## Written task
Copy every record below, exactly as written.

Figure data in JSON:
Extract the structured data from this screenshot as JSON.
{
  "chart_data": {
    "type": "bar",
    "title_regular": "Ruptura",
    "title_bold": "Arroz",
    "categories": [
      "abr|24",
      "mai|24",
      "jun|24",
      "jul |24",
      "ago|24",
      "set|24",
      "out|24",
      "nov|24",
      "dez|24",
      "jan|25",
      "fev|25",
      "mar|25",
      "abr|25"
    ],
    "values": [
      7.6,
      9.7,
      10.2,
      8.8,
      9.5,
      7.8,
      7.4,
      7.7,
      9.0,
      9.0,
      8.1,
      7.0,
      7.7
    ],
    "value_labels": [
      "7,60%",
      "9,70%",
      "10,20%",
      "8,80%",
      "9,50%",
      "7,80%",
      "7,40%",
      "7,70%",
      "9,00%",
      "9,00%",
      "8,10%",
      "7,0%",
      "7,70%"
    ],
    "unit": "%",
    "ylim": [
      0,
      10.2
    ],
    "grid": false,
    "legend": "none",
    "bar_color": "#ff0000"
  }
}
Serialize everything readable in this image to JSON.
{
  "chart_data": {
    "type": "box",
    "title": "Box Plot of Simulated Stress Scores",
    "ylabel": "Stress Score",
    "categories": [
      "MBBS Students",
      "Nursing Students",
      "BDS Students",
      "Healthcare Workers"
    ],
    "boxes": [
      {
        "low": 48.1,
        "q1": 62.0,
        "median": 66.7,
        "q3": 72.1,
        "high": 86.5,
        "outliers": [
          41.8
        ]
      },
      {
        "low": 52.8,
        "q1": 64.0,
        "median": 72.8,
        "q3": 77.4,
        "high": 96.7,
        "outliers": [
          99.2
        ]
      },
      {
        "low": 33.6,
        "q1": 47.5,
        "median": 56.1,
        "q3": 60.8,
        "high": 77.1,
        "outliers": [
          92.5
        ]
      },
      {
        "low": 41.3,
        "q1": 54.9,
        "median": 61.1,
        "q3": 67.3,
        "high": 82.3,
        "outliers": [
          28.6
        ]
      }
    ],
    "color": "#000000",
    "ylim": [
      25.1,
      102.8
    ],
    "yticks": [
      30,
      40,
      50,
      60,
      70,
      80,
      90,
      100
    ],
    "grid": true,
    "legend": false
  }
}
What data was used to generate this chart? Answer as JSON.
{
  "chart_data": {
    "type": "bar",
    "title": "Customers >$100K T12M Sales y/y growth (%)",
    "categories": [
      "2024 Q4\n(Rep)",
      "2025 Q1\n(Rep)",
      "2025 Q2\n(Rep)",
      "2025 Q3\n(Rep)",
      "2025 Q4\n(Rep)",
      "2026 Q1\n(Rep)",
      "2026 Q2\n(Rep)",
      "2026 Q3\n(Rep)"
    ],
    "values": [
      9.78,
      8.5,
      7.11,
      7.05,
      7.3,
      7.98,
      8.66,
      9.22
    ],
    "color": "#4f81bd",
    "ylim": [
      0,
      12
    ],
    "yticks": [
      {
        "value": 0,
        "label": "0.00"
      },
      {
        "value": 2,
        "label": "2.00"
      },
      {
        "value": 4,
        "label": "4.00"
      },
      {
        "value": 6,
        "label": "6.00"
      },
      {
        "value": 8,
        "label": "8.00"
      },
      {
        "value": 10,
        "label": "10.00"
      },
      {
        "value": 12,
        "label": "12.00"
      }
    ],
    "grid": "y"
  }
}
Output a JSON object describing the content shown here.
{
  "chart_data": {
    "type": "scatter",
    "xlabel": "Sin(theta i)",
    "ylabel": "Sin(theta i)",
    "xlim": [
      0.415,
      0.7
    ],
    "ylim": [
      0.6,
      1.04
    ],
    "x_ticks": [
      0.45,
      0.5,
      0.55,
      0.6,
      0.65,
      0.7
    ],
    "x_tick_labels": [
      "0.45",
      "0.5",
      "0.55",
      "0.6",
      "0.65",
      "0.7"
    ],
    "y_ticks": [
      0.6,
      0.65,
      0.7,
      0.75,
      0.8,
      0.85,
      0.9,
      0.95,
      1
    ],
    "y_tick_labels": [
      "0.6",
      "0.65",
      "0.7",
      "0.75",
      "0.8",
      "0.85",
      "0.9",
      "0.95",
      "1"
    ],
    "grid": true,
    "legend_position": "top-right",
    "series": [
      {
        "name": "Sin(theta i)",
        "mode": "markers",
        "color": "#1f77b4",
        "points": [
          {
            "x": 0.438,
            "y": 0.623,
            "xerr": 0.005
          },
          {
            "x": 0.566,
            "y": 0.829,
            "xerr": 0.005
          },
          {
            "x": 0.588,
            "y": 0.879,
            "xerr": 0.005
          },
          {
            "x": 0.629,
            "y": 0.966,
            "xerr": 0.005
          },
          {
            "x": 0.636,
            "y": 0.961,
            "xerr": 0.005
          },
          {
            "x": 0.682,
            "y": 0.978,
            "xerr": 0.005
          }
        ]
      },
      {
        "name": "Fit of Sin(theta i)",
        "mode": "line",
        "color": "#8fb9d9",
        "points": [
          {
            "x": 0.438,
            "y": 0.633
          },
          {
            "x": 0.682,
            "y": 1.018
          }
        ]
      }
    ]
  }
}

## Answer
Extract the structured data from this screenshot as JSON.
{
  "chart_data": {
    "type": "bar",
    "title_regular": "Ruptura",
    "title_bold": "Arroz",
    "categories": [
      "abr|24",
      "mai|24",
      "jun|24",
      "jul |24",
      "ago|24",
      "set|24",
      "out|24",
      "nov|24",
      "dez|24",
      "jan|25",
      "fev|25",
      "mar|25",
      "abr|25"
    ],
    "values": [
      7.6,
      9.7,
      10.2,
      8.8,
      9.5,
      7.8,
      7.4,
      7.7,
      9.0,
      9.0,
      8.1,
      7.0,
      7.7
    ],
    "value_labels": [
      "7,60%",
      "9,70%",
      "10,20%",
      "8,80%",
      "9,50%",
      "7,80%",
      "7,40%",
      "7,70%",
      "9,00%",
      "9,00%",
      "8,10%",
      "7,0%",
      "7,70%"
    ],
    "unit": "%",
    "ylim": [
      0,
      10.2
    ],
    "grid": false,
    "legend": "none",
    "bar_color": "#ff0000"
  }
}
Serialize everything readable in this image to JSON.
{
  "chart_data": {
    "type": "box",
    "title": "Box Plot of Simulated Stress Scores",
    "ylabel": "Stress Score",
    "categories": [
      "MBBS Students",
      "Nursing Students",
      "BDS Students",
      "Healthcare Workers"
    ],
    "boxes": [
      {
        "low": 48.1,
        "q1": 62.0,
        "median": 66.7,
        "q3": 72.1,
        "high": 86.5,
        "outliers": [
          41.8
        ]
      },
      {
        "low": 52.8,
        "q1": 64.0,
        "median": 72.8,
        "q3": 77.4,
        "high": 96.7,
        "outliers": [
          99.2
        ]
      },
      {
        "low": 33.6,
        "q1": 47.5,
        "median": 56.1,
        "q3": 60.8,
        "high": 77.1,
        "outliers": [
          92.5
        ]
      },
      {
        "low": 41.3,
        "q1": 54.9,
        "median": 61.1,
        "q3": 67.3,
        "high": 82.3,
        "outliers": [
          28.6
        ]
      }
    ],
    "color": "#000000",
    "ylim": [
      25.1,
      102.8
    ],
    "yticks": [
      30,
      40,
      50,
      60,
      70,
      80,
      90,
      100
    ],
    "grid": true,
    "legend": false
  }
}
What data was used to generate this chart? Answer as JSON.
{
  "chart_data": {
    "type": "bar",
    "title": "Customers >$100K T12M Sales y/y growth (%)",
    "categories": [
      "2024 Q4\n(Rep)",
      "2025 Q1\n(Rep)",
      "2025 Q2\n(Rep)",
      "2025 Q3\n(Rep)",
      "2025 Q4\n(Rep)",
      "2026 Q1\n(Rep)",
      "2026 Q2\n(Rep)",
      "2026 Q3\n(Rep)"
    ],
    "values": [
      9.78,
      8.5,
      7.11,
      7.05,
      7.3,
      7.98,
      8.66,
      9.22
    ],
    "color": "#4f81bd",
    "ylim": [
      0,
      12
    ],
    "yticks": [
      {
        "value": 0,
        "label": "0.00"
      },
      {
        "value": 2,
        "label": "2.00"
      },
      {
        "value": 4,
        "label": "4.00"
      },
      {
        "value": 6,
        "label": "6.00"
      },
      {
        "value": 8,
        "label": "8.00"
      },
      {
        "value": 10,
        "label": "10.00"
      },
      {
        "value": 12,
        "label": "12.00"
      }
    ],
    "grid": "y"
  }
}
Output a JSON object describing the content shown here.
{
  "chart_data": {
    "type": "scatter",
    "xlabel": "Sin(theta i)",
    "ylabel": "Sin(theta i)",
    "xlim": [
      0.415,
      0.7
    ],
    "ylim": [
      0.6,
      1.04
    ],
    "x_ticks": [
      0.45,
      0.5,
      0.55,
      0.6,
      0.65,
      0.7
    ],
    "x_tick_labels": [
      "0.45",
      "0.5",
      "0.55",
      "0.6",
      "0.65",
      "0.7"
    ],
    "y_ticks": [
      0.6,
      0.65,
      0.7,
      0.75,
      0.8,
      0.85,
      0.9,
      0.95,
      1
    ],
    "y_tick_labels": [
      "0.6",
      "0.65",
      "0.7",
      "0.75",
      "0.8",
      "0.85",
      "0.9",
      "0.95",
      "1"
    ],
    "grid": true,
    "legend_position": "top-right",
    "series": [
      {
        "name": "Sin(theta i)",
        "mode": "markers",
        "color": "#1f77b4",
        "points": [
          {
            "x": 0.438,
            "y": 0.623,
            "xerr": 0.005
          },
          {
            "x": 0.566,
            "y": 0.829,
            "xerr": 0.005
          },
          {
            "x": 0.588,
            "y": 0.879,
            "xerr": 0.005
          },
          {
            "x": 0.629,
            "y": 0.966,
            "xerr": 0.005
          },
          {
            "x": 0.636,
            "y": 0.961,
            "xerr": 0.005
          },
          {
            "x": 0.682,
            "y": 0.978,
            "xerr": 0.005
          }
        ]
      },
      {
        "name": "Fit of Sin(theta i)",
        "mode": "line",
        "color": "#8fb9d9",
        "points": [
          {
            "x": 0.438,
            "y": 0.633
          },
          {
            "x": 0.682,
            "y": 1.018
          }
        ]
      }
    ]
  }
}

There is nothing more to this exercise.